> [YOUR INSTRUCTIONS] Could you copy out, word for word, every row from the very first one down to the row containing "selected-teacher[interactable]: Selected teacher: Karolin", including that row?

> [INFORMATION SHOWN]
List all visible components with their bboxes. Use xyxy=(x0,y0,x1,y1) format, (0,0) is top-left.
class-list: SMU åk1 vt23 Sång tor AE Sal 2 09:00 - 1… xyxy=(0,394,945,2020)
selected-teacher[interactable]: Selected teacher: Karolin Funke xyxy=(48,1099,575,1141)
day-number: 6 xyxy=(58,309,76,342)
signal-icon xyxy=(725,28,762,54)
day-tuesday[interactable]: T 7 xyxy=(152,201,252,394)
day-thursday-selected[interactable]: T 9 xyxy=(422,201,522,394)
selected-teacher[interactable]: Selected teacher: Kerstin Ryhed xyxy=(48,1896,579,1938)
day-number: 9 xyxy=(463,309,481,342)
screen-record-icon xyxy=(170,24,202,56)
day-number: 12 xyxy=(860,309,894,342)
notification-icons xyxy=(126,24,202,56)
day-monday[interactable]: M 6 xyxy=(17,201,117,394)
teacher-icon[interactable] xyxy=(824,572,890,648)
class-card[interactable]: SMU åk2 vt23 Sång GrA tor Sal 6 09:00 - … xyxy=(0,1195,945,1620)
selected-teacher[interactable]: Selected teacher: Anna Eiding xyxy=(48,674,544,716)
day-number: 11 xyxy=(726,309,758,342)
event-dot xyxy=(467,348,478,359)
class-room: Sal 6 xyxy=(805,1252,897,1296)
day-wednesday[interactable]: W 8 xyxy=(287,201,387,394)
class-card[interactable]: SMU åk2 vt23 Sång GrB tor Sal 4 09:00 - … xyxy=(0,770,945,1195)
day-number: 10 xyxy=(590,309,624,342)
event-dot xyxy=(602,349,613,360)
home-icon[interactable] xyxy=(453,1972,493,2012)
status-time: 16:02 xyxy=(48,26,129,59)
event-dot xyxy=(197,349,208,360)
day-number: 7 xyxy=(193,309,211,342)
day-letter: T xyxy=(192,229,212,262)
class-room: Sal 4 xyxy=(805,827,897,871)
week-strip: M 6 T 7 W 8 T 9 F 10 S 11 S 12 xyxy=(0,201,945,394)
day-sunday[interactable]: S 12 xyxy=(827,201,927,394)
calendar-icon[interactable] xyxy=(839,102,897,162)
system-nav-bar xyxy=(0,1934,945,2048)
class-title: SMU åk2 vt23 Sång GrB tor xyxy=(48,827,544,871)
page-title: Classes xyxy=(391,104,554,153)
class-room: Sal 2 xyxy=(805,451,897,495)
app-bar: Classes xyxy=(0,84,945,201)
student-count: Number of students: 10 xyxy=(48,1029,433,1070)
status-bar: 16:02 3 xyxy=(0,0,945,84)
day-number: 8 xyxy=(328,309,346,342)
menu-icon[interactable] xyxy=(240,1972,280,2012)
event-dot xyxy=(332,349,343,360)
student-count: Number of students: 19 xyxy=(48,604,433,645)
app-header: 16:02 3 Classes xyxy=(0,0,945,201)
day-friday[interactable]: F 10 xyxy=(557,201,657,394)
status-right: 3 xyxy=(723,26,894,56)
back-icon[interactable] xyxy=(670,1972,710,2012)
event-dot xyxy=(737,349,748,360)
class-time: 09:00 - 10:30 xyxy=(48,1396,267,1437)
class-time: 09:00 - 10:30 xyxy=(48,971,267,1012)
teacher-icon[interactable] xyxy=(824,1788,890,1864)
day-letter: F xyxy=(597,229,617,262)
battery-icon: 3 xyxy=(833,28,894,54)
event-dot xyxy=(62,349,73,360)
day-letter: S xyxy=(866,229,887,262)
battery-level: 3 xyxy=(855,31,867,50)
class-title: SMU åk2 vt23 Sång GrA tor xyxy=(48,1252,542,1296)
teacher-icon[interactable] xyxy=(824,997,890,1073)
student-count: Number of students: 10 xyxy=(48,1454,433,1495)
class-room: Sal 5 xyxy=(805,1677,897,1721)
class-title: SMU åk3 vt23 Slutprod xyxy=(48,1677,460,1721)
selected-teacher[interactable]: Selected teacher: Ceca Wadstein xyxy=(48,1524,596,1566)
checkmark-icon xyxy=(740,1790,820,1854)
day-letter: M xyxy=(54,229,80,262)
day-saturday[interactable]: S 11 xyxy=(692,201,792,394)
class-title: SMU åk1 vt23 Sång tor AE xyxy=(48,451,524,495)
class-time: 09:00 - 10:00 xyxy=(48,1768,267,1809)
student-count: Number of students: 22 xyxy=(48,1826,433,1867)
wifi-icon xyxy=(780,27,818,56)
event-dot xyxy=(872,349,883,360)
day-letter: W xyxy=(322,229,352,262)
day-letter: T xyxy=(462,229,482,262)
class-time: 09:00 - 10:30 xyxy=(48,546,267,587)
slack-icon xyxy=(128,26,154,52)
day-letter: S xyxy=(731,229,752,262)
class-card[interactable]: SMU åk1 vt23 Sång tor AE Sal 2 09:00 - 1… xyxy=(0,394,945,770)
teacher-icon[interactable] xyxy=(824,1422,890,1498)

> [SOLUTION BELOW]
List all visible components with their bboxes. Use xyxy=(x0,y0,x1,y1) format, (0,0) is top-left.
class-list: SMU åk1 vt23 Sång tor AE Sal 2 09:00 - 1… xyxy=(0,394,945,2020)
selected-teacher[interactable]: Selected teacher: Karolin Funke xyxy=(48,1099,575,1141)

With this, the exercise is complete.